◆ Dataset entries on figures ◆
'''
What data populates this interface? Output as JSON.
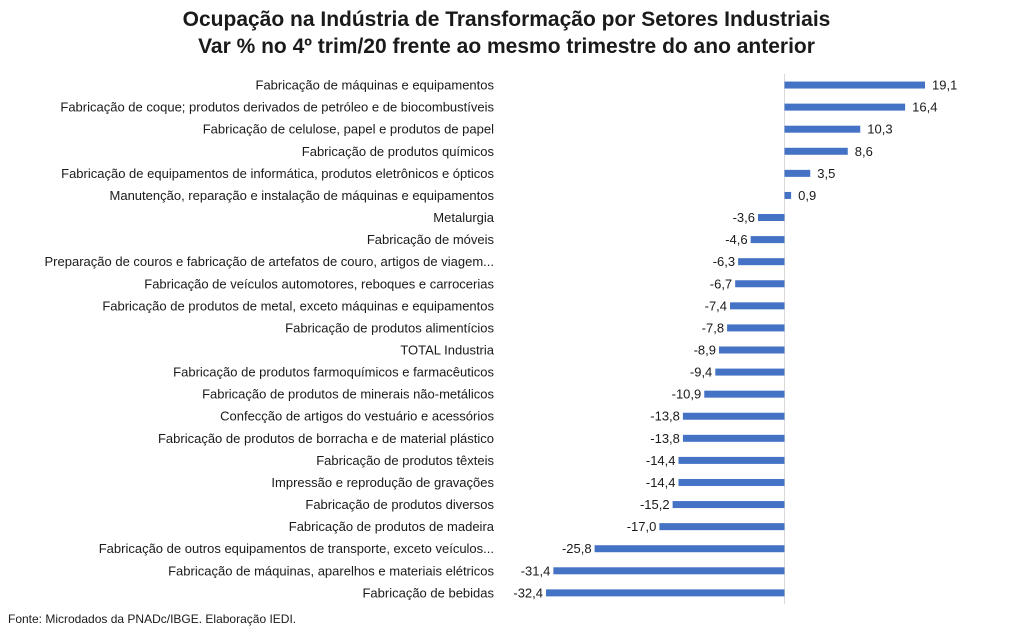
{
  "chart_data": {
    "type": "bar",
    "orientation": "horizontal",
    "title": "Ocupação na Indústria de Transformação por Setores Industriais",
    "subtitle": "Var % no 4º trim/20 frente ao mesmo trimestre do ano anterior",
    "categories": [
      "Fabricação de máquinas e equipamentos",
      "Fabricação de coque; produtos derivados de petróleo e de biocombustíveis",
      "Fabricação de celulose, papel e produtos de papel",
      "Fabricação de produtos químicos",
      "Fabricação de equipamentos de informática, produtos eletrônicos e ópticos",
      "Manutenção, reparação e instalação de máquinas e equipamentos",
      "Metalurgia",
      "Fabricação de móveis",
      "Preparação de couros e fabricação de artefatos de couro, artigos de viagem...",
      "Fabricação de veículos automotores, reboques e carrocerias",
      "Fabricação de produtos de metal, exceto máquinas e equipamentos",
      "Fabricação de produtos alimentícios",
      "TOTAL Industria",
      "Fabricação de produtos farmoquímicos e farmacêuticos",
      "Fabricação de produtos de minerais não-metálicos",
      "Confecção de artigos do vestuário e acessórios",
      "Fabricação de produtos de borracha e de material plástico",
      "Fabricação de produtos têxteis",
      "Impressão e reprodução de gravações",
      "Fabricação de produtos diversos",
      "Fabricação de produtos de madeira",
      "Fabricação de outros equipamentos de transporte, exceto veículos...",
      "Fabricação de máquinas, aparelhos e materiais elétricos",
      "Fabricação de bebidas"
    ],
    "values": [
      19.1,
      16.4,
      10.3,
      8.6,
      3.5,
      0.9,
      -3.6,
      -4.6,
      -6.3,
      -6.7,
      -7.4,
      -7.8,
      -8.9,
      -9.4,
      -10.9,
      -13.8,
      -13.8,
      -14.4,
      -14.4,
      -15.2,
      -17.0,
      -25.8,
      -31.4,
      -32.4
    ],
    "value_labels": [
      "19,1",
      "16,4",
      "10,3",
      "8,6",
      "3,5",
      "0,9",
      "-3,6",
      "-4,6",
      "-6,3",
      "-6,7",
      "-7,4",
      "-7,8",
      "-8,9",
      "-9,4",
      "-10,9",
      "-13,8",
      "-13,8",
      "-14,4",
      "-14,4",
      "-15,2",
      "-17,0",
      "-25,8",
      "-31,4",
      "-32,4"
    ],
    "xlim": [
      -32.4,
      19.1
    ],
    "grid": false,
    "legend": "none",
    "bar_color": "#4472c4"
  },
  "footer": {
    "source": "Fonte: Microdados da PNADc/IBGE. Elaboração IEDI."
  }
}
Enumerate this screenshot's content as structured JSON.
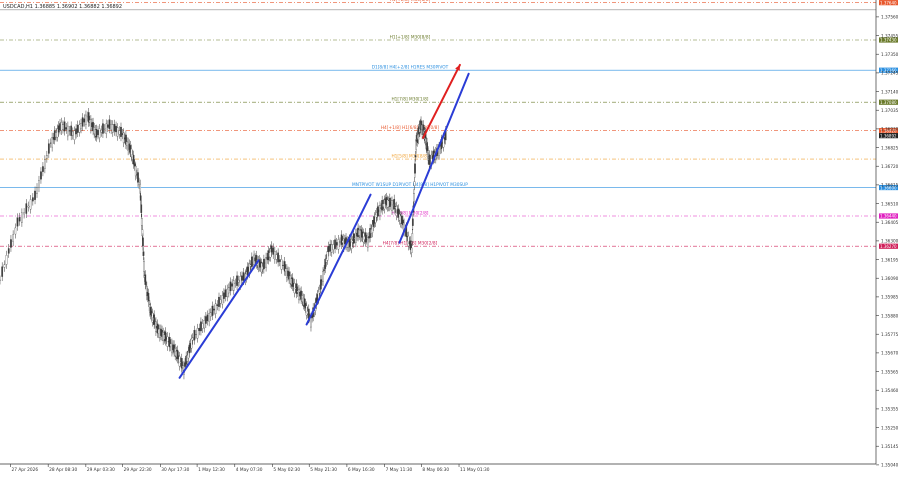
{
  "header": {
    "symbol_line": "USDCAD,H1  1.36885 1.36902 1.36882 1.36892"
  },
  "colors": {
    "background": "#ffffff",
    "candle": "#3a3a3a",
    "trend_blue": "#2a3cd6",
    "trend_red": "#e02020",
    "level_red": "#e8572c",
    "level_olive": "#6a7a2a",
    "level_blue": "#2a8fe0",
    "level_magenta": "#e020c0",
    "level_orange": "#f0a030",
    "level_crimson": "#d0205a",
    "grid": "#c8c8c8"
  },
  "price_axis": {
    "min": 1.35045,
    "max": 1.37655,
    "ticks": [
      {
        "label": "1.37560",
        "value": 1.3756
      },
      {
        "label": "1.37455",
        "value": 1.37455
      },
      {
        "label": "1.37350",
        "value": 1.3735
      },
      {
        "label": "1.37245",
        "value": 1.37245
      },
      {
        "label": "1.37140",
        "value": 1.3714
      },
      {
        "label": "1.37035",
        "value": 1.37035
      },
      {
        "label": "1.36930",
        "value": 1.3693
      },
      {
        "label": "1.36825",
        "value": 1.36825
      },
      {
        "label": "1.36720",
        "value": 1.3672
      },
      {
        "label": "1.36615",
        "value": 1.36615
      },
      {
        "label": "1.36510",
        "value": 1.3651
      },
      {
        "label": "1.36405",
        "value": 1.36405
      },
      {
        "label": "1.36300",
        "value": 1.363
      },
      {
        "label": "1.36195",
        "value": 1.36195
      },
      {
        "label": "1.36090",
        "value": 1.3609
      },
      {
        "label": "1.35985",
        "value": 1.35985
      },
      {
        "label": "1.35880",
        "value": 1.3588
      },
      {
        "label": "1.35775",
        "value": 1.35775
      },
      {
        "label": "1.35670",
        "value": 1.3567
      },
      {
        "label": "1.35565",
        "value": 1.35565
      },
      {
        "label": "1.35460",
        "value": 1.3546
      },
      {
        "label": "1.35355",
        "value": 1.35355
      },
      {
        "label": "1.35250",
        "value": 1.3525
      },
      {
        "label": "1.35145",
        "value": 1.35145
      },
      {
        "label": "1.35040",
        "value": 1.3504
      }
    ],
    "current_price_label": "1.36892"
  },
  "time_axis": {
    "labels": [
      {
        "label": "27 Apr 2026",
        "pos": 0.012
      },
      {
        "label": "28 Apr 08:30",
        "pos": 0.055
      },
      {
        "label": "29 Apr 03:30",
        "pos": 0.098
      },
      {
        "label": "29 Apr 22:30",
        "pos": 0.14
      },
      {
        "label": "30 Apr 17:30",
        "pos": 0.183
      },
      {
        "label": "1 May 12:30",
        "pos": 0.225
      },
      {
        "label": "4 May 07:30",
        "pos": 0.268
      },
      {
        "label": "5 May 02:30",
        "pos": 0.311
      },
      {
        "label": "5 May 21:30",
        "pos": 0.353
      },
      {
        "label": "6 May 16:30",
        "pos": 0.396
      },
      {
        "label": "7 May 11:30",
        "pos": 0.439
      },
      {
        "label": "8 May 06:30",
        "pos": 0.481
      },
      {
        "label": "11 May 01:30",
        "pos": 0.524
      }
    ]
  },
  "levels": [
    {
      "label": "H1[+2/8] M30[8/8]",
      "price": 1.3764,
      "color": "#e8572c",
      "style": "dash",
      "tag": "1.37640"
    },
    {
      "label": "",
      "price": 1.376,
      "color": "#888888",
      "style": "solid",
      "tag": ""
    },
    {
      "label": "H1[+1/8] M30[8/8]",
      "price": 1.3743,
      "color": "#6a7a2a",
      "style": "dash",
      "tag": "1.37430"
    },
    {
      "label": "D1[8/8] H4[+2/8] H1RES M30PIVOT",
      "price": 1.3726,
      "color": "#2a8fe0",
      "style": "solid",
      "tag": "1.37260"
    },
    {
      "label": "H1[7/8] M30[1/8]",
      "price": 1.3708,
      "color": "#6a7a2a",
      "style": "dash",
      "tag": "1.37080"
    },
    {
      "label": "H4[+1/8] H1[6/8] M30[0/8]",
      "price": 1.3692,
      "color": "#e8572c",
      "style": "dash",
      "tag": "1.36920"
    },
    {
      "label": "H1[5/8] M30[8/8]",
      "price": 1.3676,
      "color": "#f0a030",
      "style": "dash",
      "tag": ""
    },
    {
      "label": "MNTPIVOT W1SUP D1PIVOT H4[8/8] H1PIVOT M30SUP",
      "price": 1.366,
      "color": "#2a8fe0",
      "style": "solid",
      "tag": "1.36600"
    },
    {
      "label": "H1[3/8] M30[2/8]",
      "price": 1.3644,
      "color": "#e020c0",
      "style": "dash",
      "tag": "1.36440"
    },
    {
      "label": "H4[7/8] H1[2/8] M30[2/8]",
      "price": 1.3627,
      "color": "#d0205a",
      "style": "dash",
      "tag": "1.36270"
    }
  ],
  "trend_lines": [
    {
      "color": "#2a3cd6",
      "from": [
        0.205,
        1.3553
      ],
      "to": [
        0.295,
        1.3619
      ]
    },
    {
      "color": "#2a3cd6",
      "from": [
        0.35,
        1.3583
      ],
      "to": [
        0.423,
        1.3656
      ]
    },
    {
      "color": "#2a3cd6",
      "from": [
        0.456,
        1.3629
      ],
      "to": [
        0.535,
        1.3724
      ]
    },
    {
      "color": "#e02020",
      "from": [
        0.483,
        1.3688
      ],
      "to": [
        0.525,
        1.3729
      ]
    }
  ]
}
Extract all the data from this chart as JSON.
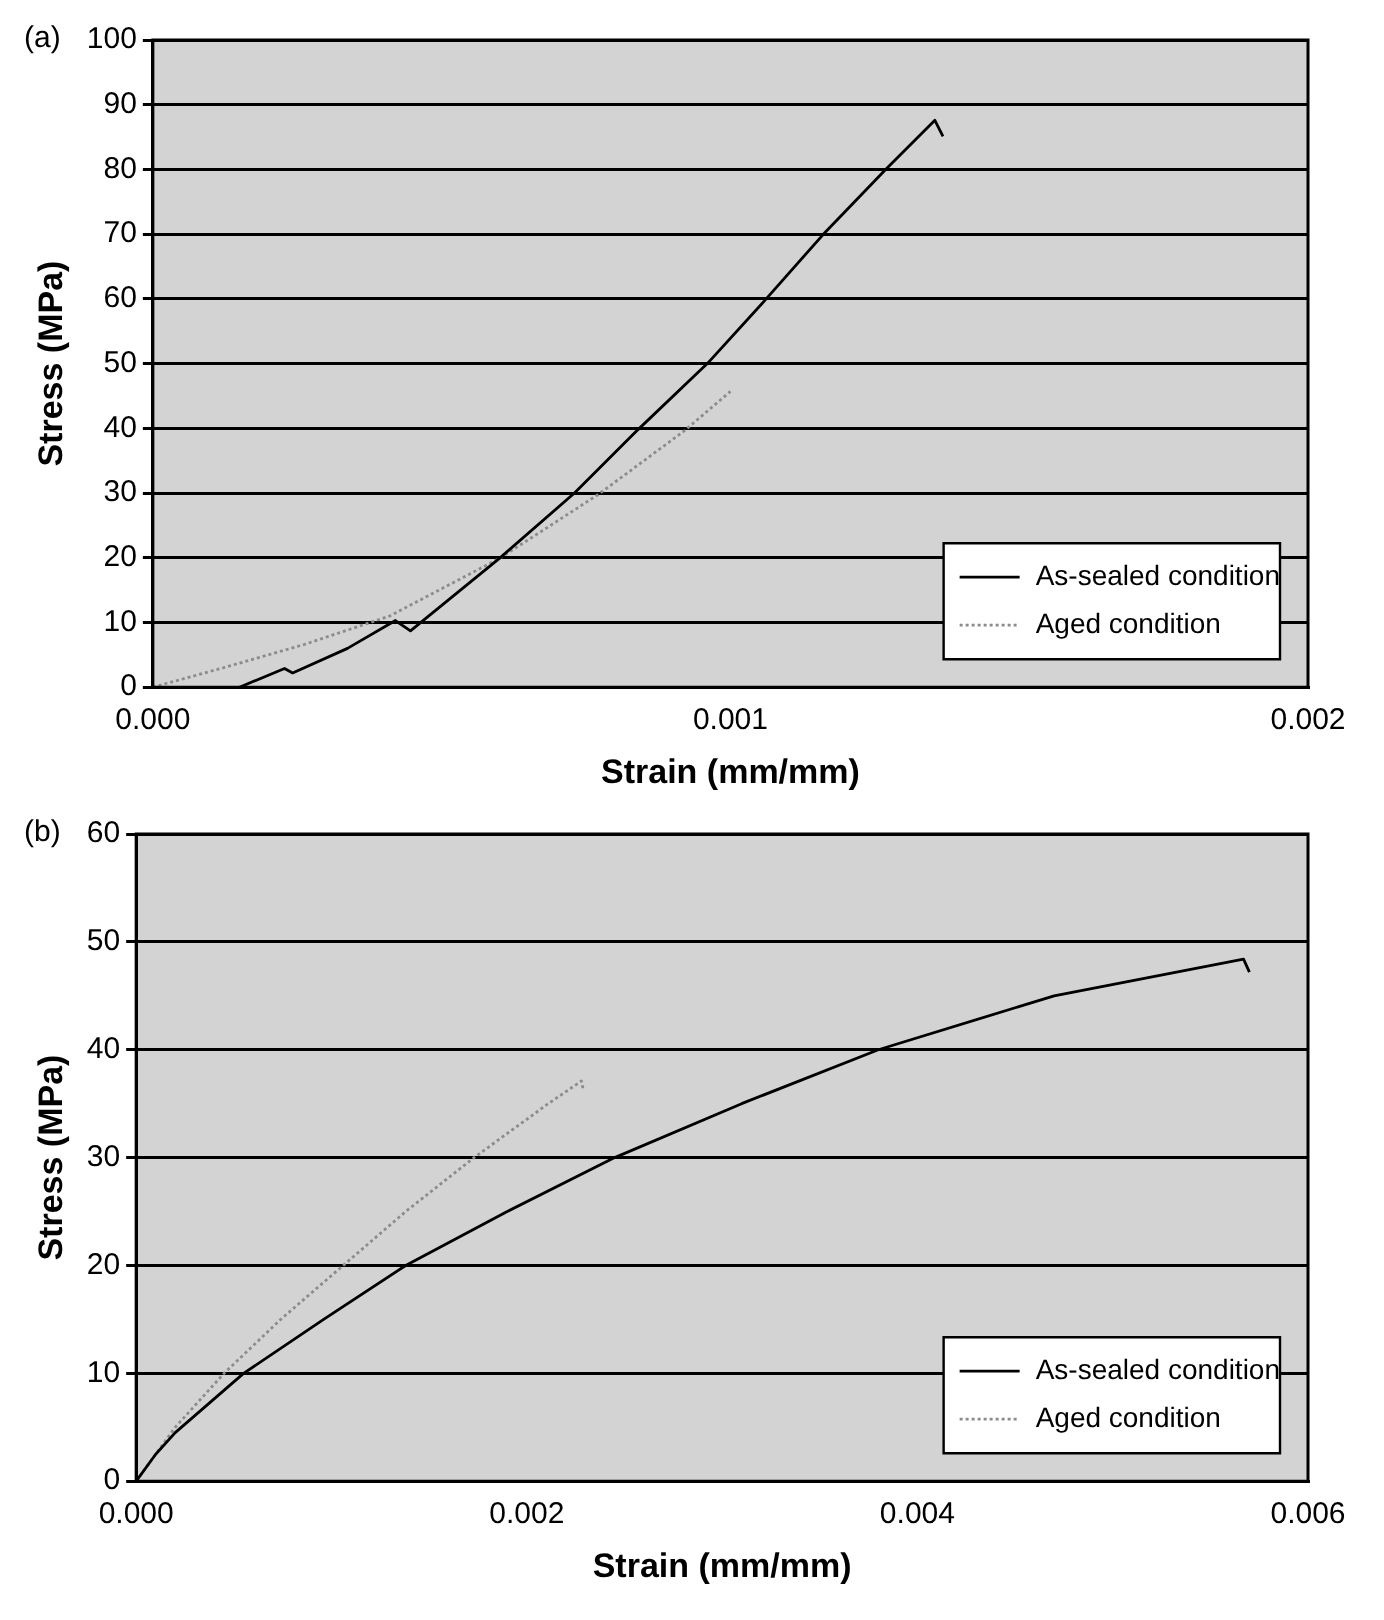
{
  "chart_data": [
    {
      "type": "line",
      "annotations": [
        "(a)"
      ],
      "xlabel": "Strain (mm/mm)",
      "ylabel": "Stress (MPa)",
      "xlim": [
        0,
        0.002
      ],
      "xticks": [
        {
          "value": 0,
          "label": "0.000"
        },
        {
          "value": 0.001,
          "label": "0.001"
        },
        {
          "value": 0.002,
          "label": "0.002"
        }
      ],
      "ylim": [
        0,
        100
      ],
      "yticks": [
        0,
        10,
        20,
        30,
        40,
        50,
        60,
        70,
        80,
        90,
        100
      ],
      "grid": "y",
      "legend": "bottom right",
      "marker": "none",
      "series": [
        {
          "name": "As-sealed condition",
          "color": "#000000",
          "line_style": "solid",
          "x": [
            0.00015,
            0.000228,
            0.000242,
            0.000337,
            0.00042,
            0.000446,
            0.0006,
            0.00073,
            0.00084,
            0.00096,
            0.00106,
            0.00116,
            0.00127,
            0.001354,
            0.001368
          ],
          "values": [
            0,
            2.9,
            2.2,
            6,
            10.3,
            8.7,
            19.9,
            30,
            39.8,
            50,
            59.8,
            69.9,
            80.1,
            87.6,
            85.1
          ]
        },
        {
          "name": "Aged condition",
          "color": "#8c8c8c",
          "line_style": "dotted",
          "x": [
            0,
            0.000126,
            0.000262,
            0.00041,
            0.0006,
            0.00077,
            0.00092,
            0.001
          ],
          "values": [
            0,
            3.1,
            6.6,
            11,
            19.9,
            29.7,
            39.6,
            45.7
          ]
        }
      ]
    },
    {
      "type": "line",
      "annotations": [
        "(b)"
      ],
      "xlabel": "Strain (mm/mm)",
      "ylabel": "Stress (MPa)",
      "xlim": [
        0,
        0.006
      ],
      "xticks": [
        {
          "value": 0,
          "label": "0.000"
        },
        {
          "value": 0.002,
          "label": "0.002"
        },
        {
          "value": 0.004,
          "label": "0.004"
        },
        {
          "value": 0.006,
          "label": "0.006"
        }
      ],
      "ylim": [
        0,
        60
      ],
      "yticks": [
        0,
        10,
        20,
        30,
        40,
        50,
        60
      ],
      "grid": "y",
      "legend": "bottom right",
      "marker": "none",
      "series": [
        {
          "name": "As-sealed condition",
          "color": "#000000",
          "line_style": "solid",
          "x": [
            0,
            0.0001,
            0.0002,
            0.00055,
            0.00096,
            0.00138,
            0.0019,
            0.00245,
            0.0031,
            0.0038,
            0.0047,
            0.00567,
            0.0057
          ],
          "values": [
            0,
            2.5,
            4.5,
            10,
            15,
            20,
            25,
            30,
            35,
            40,
            45,
            48.4,
            47.2
          ]
        },
        {
          "name": "Aged condition",
          "color": "#8c8c8c",
          "line_style": "dotted",
          "x": [
            0,
            0.0002,
            0.00045,
            0.00074,
            0.00106,
            0.00138,
            0.00173,
            0.00211,
            0.00228,
            0.00229
          ],
          "values": [
            0,
            5,
            10,
            15,
            20,
            25,
            30,
            35,
            37.1,
            36.2
          ]
        }
      ]
    }
  ]
}
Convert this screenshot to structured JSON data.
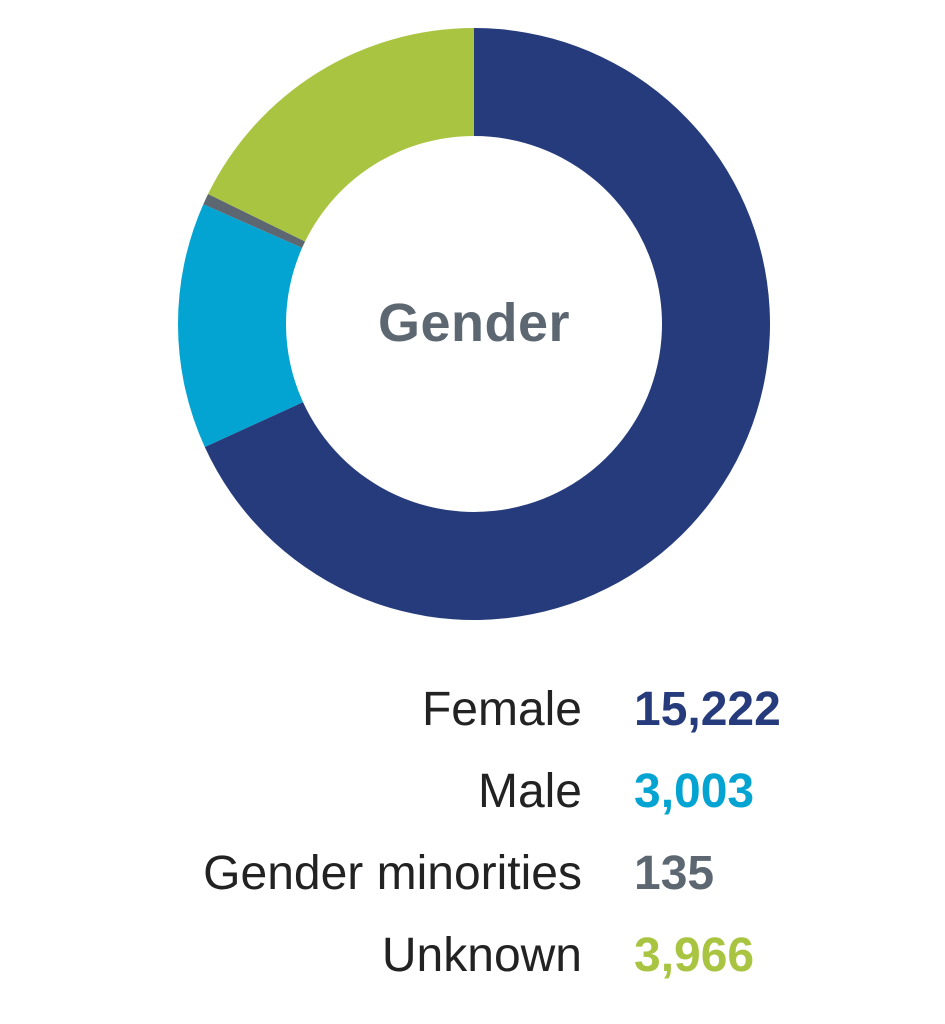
{
  "chart_data": {
    "type": "pie",
    "title": "Gender",
    "donut": true,
    "categories": [
      "Female",
      "Male",
      "Gender minorities",
      "Unknown"
    ],
    "values": [
      15222,
      3003,
      135,
      3966
    ],
    "value_labels": [
      "15,222",
      "3,003",
      "135",
      "3,966"
    ],
    "colors": [
      "#263b7b",
      "#03a4d2",
      "#5d6772",
      "#a9c441"
    ],
    "legend_position": "bottom",
    "start_angle_deg": 0,
    "direction": "clockwise"
  }
}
'''
Copy each line from the data above that includes "structured".

Enumerate this screenshot's content as structured JSON.
Convert this screenshot to structured JSON data.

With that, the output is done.